# Start of GIVEN RECORDS

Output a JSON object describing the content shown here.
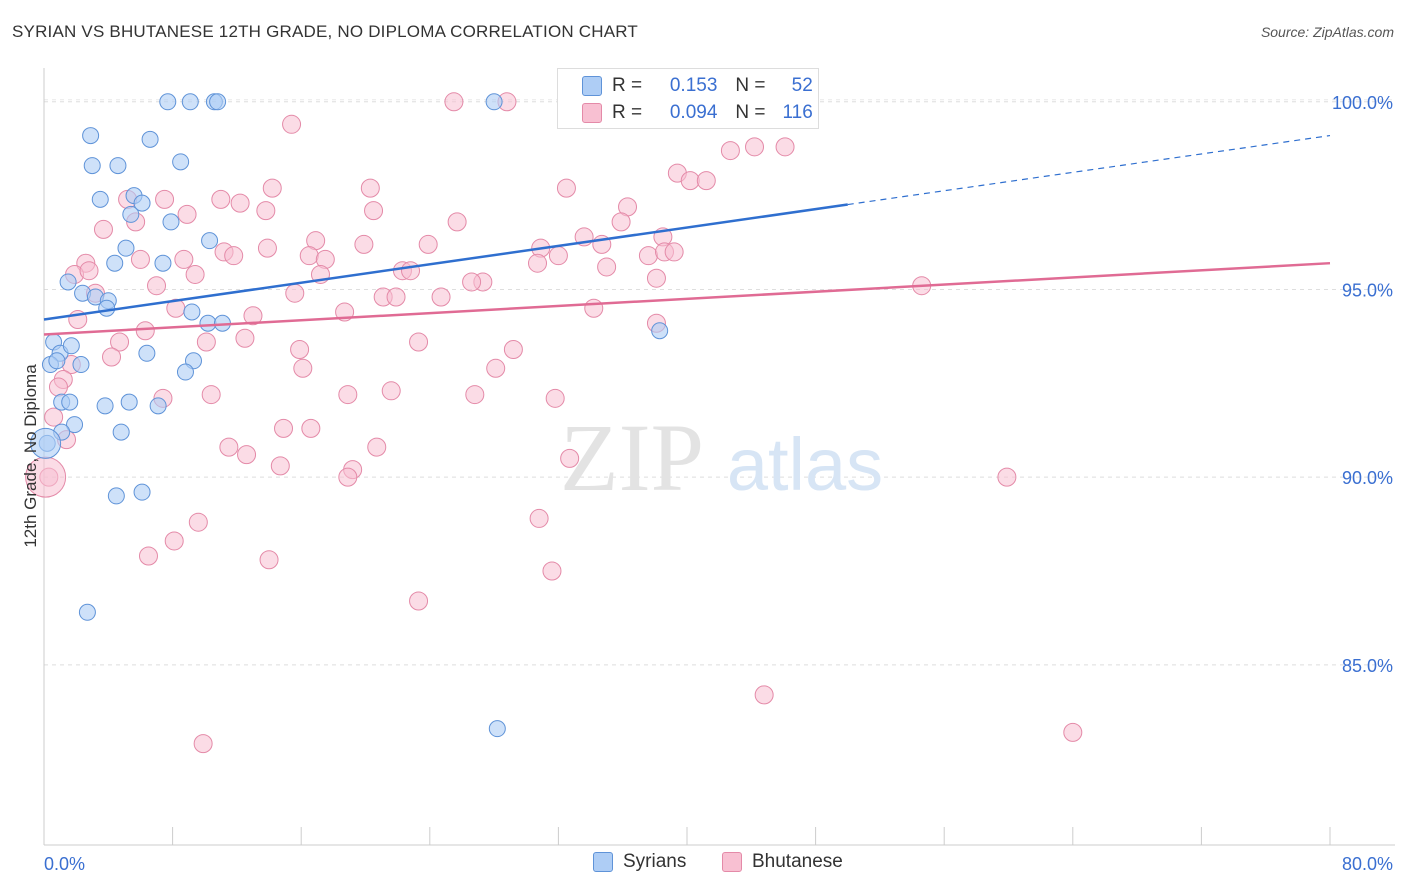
{
  "title": "SYRIAN VS BHUTANESE 12TH GRADE, NO DIPLOMA CORRELATION CHART",
  "source": "Source: ZipAtlas.com",
  "watermark": {
    "zip": "ZIP",
    "atlas": "atlas"
  },
  "legend": {
    "r_label": "R =",
    "n_label": "N =",
    "rows": [
      {
        "r": "0.153",
        "n": "52",
        "color": "#aecdf5"
      },
      {
        "r": "0.094",
        "n": "116",
        "color": "#f8c0d2"
      }
    ]
  },
  "colors": {
    "syrians_fill": "#aecdf5",
    "syrians_stroke": "#5f93d8",
    "syrians_line": "#2f6fcf",
    "bhutanese_fill": "#f8c0d2",
    "bhutanese_stroke": "#e48aa8",
    "bhutanese_line": "#e06b94",
    "tick_label": "#3a6fd1"
  },
  "chart_data": {
    "type": "scatter",
    "title": "SYRIAN VS BHUTANESE 12TH GRADE, NO DIPLOMA CORRELATION CHART",
    "xlabel": "",
    "ylabel": "12th Grade, No Diploma",
    "xlim": [
      0,
      80
    ],
    "ylim": [
      80.2,
      100.9
    ],
    "x_tick_labels": [
      "0.0%",
      "80.0%"
    ],
    "y_ticks": [
      85,
      90,
      95,
      100
    ],
    "y_tick_labels": [
      "85.0%",
      "90.0%",
      "95.0%",
      "100.0%"
    ],
    "grid": true,
    "legend_position": "bottom-center",
    "series": [
      {
        "name": "Syrians",
        "r": 0.153,
        "n": 52,
        "trend": {
          "x0": 0,
          "y0": 94.2,
          "x1": 80,
          "y1": 99.1,
          "solid_until_x": 50
        },
        "points": [
          [
            7.7,
            100.0
          ],
          [
            9.1,
            100.0
          ],
          [
            10.6,
            100.0
          ],
          [
            10.8,
            100.0
          ],
          [
            28.0,
            100.0
          ],
          [
            47.2,
            100.0
          ],
          [
            2.9,
            99.1
          ],
          [
            6.6,
            99.0
          ],
          [
            3.0,
            98.3
          ],
          [
            4.6,
            98.3
          ],
          [
            8.5,
            98.4
          ],
          [
            3.5,
            97.4
          ],
          [
            5.6,
            97.5
          ],
          [
            6.1,
            97.3
          ],
          [
            5.4,
            97.0
          ],
          [
            7.9,
            96.8
          ],
          [
            10.3,
            96.3
          ],
          [
            5.1,
            96.1
          ],
          [
            4.4,
            95.7
          ],
          [
            7.4,
            95.7
          ],
          [
            1.5,
            95.2
          ],
          [
            2.4,
            94.9
          ],
          [
            3.2,
            94.8
          ],
          [
            4.0,
            94.7
          ],
          [
            3.9,
            94.5
          ],
          [
            9.2,
            94.4
          ],
          [
            10.2,
            94.1
          ],
          [
            11.1,
            94.1
          ],
          [
            38.3,
            93.9
          ],
          [
            0.6,
            93.6
          ],
          [
            1.0,
            93.3
          ],
          [
            1.7,
            93.5
          ],
          [
            6.4,
            93.3
          ],
          [
            0.4,
            93.0
          ],
          [
            0.8,
            93.1
          ],
          [
            2.3,
            93.0
          ],
          [
            9.3,
            93.1
          ],
          [
            8.8,
            92.8
          ],
          [
            1.1,
            92.0
          ],
          [
            1.6,
            92.0
          ],
          [
            3.8,
            91.9
          ],
          [
            5.3,
            92.0
          ],
          [
            7.1,
            91.9
          ],
          [
            1.9,
            91.4
          ],
          [
            1.1,
            91.2
          ],
          [
            4.8,
            91.2
          ],
          [
            0.2,
            90.9
          ],
          [
            4.5,
            89.5
          ],
          [
            6.1,
            89.6
          ],
          [
            2.7,
            86.4
          ],
          [
            28.2,
            83.3
          ]
        ]
      },
      {
        "name": "Bhutanese",
        "r": 0.094,
        "n": 116,
        "trend": {
          "x0": 0,
          "y0": 93.8,
          "x1": 80,
          "y1": 95.7
        },
        "points": [
          [
            25.5,
            100.0
          ],
          [
            28.8,
            100.0
          ],
          [
            15.4,
            99.4
          ],
          [
            42.7,
            98.7
          ],
          [
            44.2,
            98.8
          ],
          [
            46.1,
            98.8
          ],
          [
            39.4,
            98.1
          ],
          [
            40.2,
            97.9
          ],
          [
            41.2,
            97.9
          ],
          [
            14.2,
            97.7
          ],
          [
            20.3,
            97.7
          ],
          [
            32.5,
            97.7
          ],
          [
            5.2,
            97.4
          ],
          [
            7.5,
            97.4
          ],
          [
            11.0,
            97.4
          ],
          [
            12.2,
            97.3
          ],
          [
            13.8,
            97.1
          ],
          [
            8.9,
            97.0
          ],
          [
            20.5,
            97.1
          ],
          [
            36.3,
            97.2
          ],
          [
            5.7,
            96.8
          ],
          [
            3.7,
            96.6
          ],
          [
            25.7,
            96.8
          ],
          [
            35.9,
            96.8
          ],
          [
            38.5,
            96.4
          ],
          [
            33.6,
            96.4
          ],
          [
            34.7,
            96.2
          ],
          [
            16.9,
            96.3
          ],
          [
            19.9,
            96.2
          ],
          [
            23.9,
            96.2
          ],
          [
            30.9,
            96.1
          ],
          [
            13.9,
            96.1
          ],
          [
            11.2,
            96.0
          ],
          [
            11.8,
            95.9
          ],
          [
            16.5,
            95.9
          ],
          [
            17.5,
            95.8
          ],
          [
            37.6,
            95.9
          ],
          [
            38.6,
            96.0
          ],
          [
            39.2,
            96.0
          ],
          [
            2.6,
            95.7
          ],
          [
            6.0,
            95.8
          ],
          [
            8.7,
            95.8
          ],
          [
            32.0,
            95.9
          ],
          [
            30.7,
            95.7
          ],
          [
            35.0,
            95.6
          ],
          [
            1.9,
            95.4
          ],
          [
            2.8,
            95.5
          ],
          [
            9.4,
            95.4
          ],
          [
            17.2,
            95.4
          ],
          [
            22.3,
            95.5
          ],
          [
            22.8,
            95.5
          ],
          [
            27.3,
            95.2
          ],
          [
            7.0,
            95.1
          ],
          [
            38.1,
            95.3
          ],
          [
            54.6,
            95.1
          ],
          [
            26.6,
            95.2
          ],
          [
            3.2,
            94.9
          ],
          [
            15.6,
            94.9
          ],
          [
            21.1,
            94.8
          ],
          [
            21.9,
            94.8
          ],
          [
            24.7,
            94.8
          ],
          [
            34.2,
            94.5
          ],
          [
            8.2,
            94.5
          ],
          [
            13.0,
            94.3
          ],
          [
            18.7,
            94.4
          ],
          [
            2.1,
            94.2
          ],
          [
            38.1,
            94.1
          ],
          [
            6.3,
            93.9
          ],
          [
            10.1,
            93.6
          ],
          [
            12.5,
            93.7
          ],
          [
            4.7,
            93.6
          ],
          [
            23.3,
            93.6
          ],
          [
            29.2,
            93.4
          ],
          [
            15.9,
            93.4
          ],
          [
            4.2,
            93.2
          ],
          [
            1.7,
            93.0
          ],
          [
            28.1,
            92.9
          ],
          [
            16.1,
            92.9
          ],
          [
            1.2,
            92.6
          ],
          [
            0.9,
            92.4
          ],
          [
            10.4,
            92.2
          ],
          [
            7.4,
            92.1
          ],
          [
            18.9,
            92.2
          ],
          [
            21.6,
            92.3
          ],
          [
            26.8,
            92.2
          ],
          [
            31.8,
            92.1
          ],
          [
            0.6,
            91.6
          ],
          [
            14.9,
            91.3
          ],
          [
            16.6,
            91.3
          ],
          [
            1.4,
            91.0
          ],
          [
            11.5,
            90.8
          ],
          [
            12.6,
            90.6
          ],
          [
            20.7,
            90.8
          ],
          [
            14.7,
            90.3
          ],
          [
            19.2,
            90.2
          ],
          [
            18.9,
            90.0
          ],
          [
            32.7,
            90.5
          ],
          [
            0.3,
            90.0
          ],
          [
            59.9,
            90.0
          ],
          [
            30.8,
            88.9
          ],
          [
            9.6,
            88.8
          ],
          [
            8.1,
            88.3
          ],
          [
            6.5,
            87.9
          ],
          [
            14.0,
            87.8
          ],
          [
            31.6,
            87.5
          ],
          [
            23.3,
            86.7
          ],
          [
            44.8,
            84.2
          ],
          [
            64.0,
            83.2
          ],
          [
            9.9,
            82.9
          ]
        ]
      }
    ]
  }
}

# End of GIVEN RECORDS

_WHAT IS BEING ASKED_.
Report each line in the data that holds the word "title".

_FINISHED ANSWER_.
  "title": "SYRIAN VS BHUTANESE 12TH GRADE, NO DIPLOMA CORRELATION CHART",
    "title": "SYRIAN VS BHUTANESE 12TH GRADE, NO DIPLOMA CORRELATION CHART",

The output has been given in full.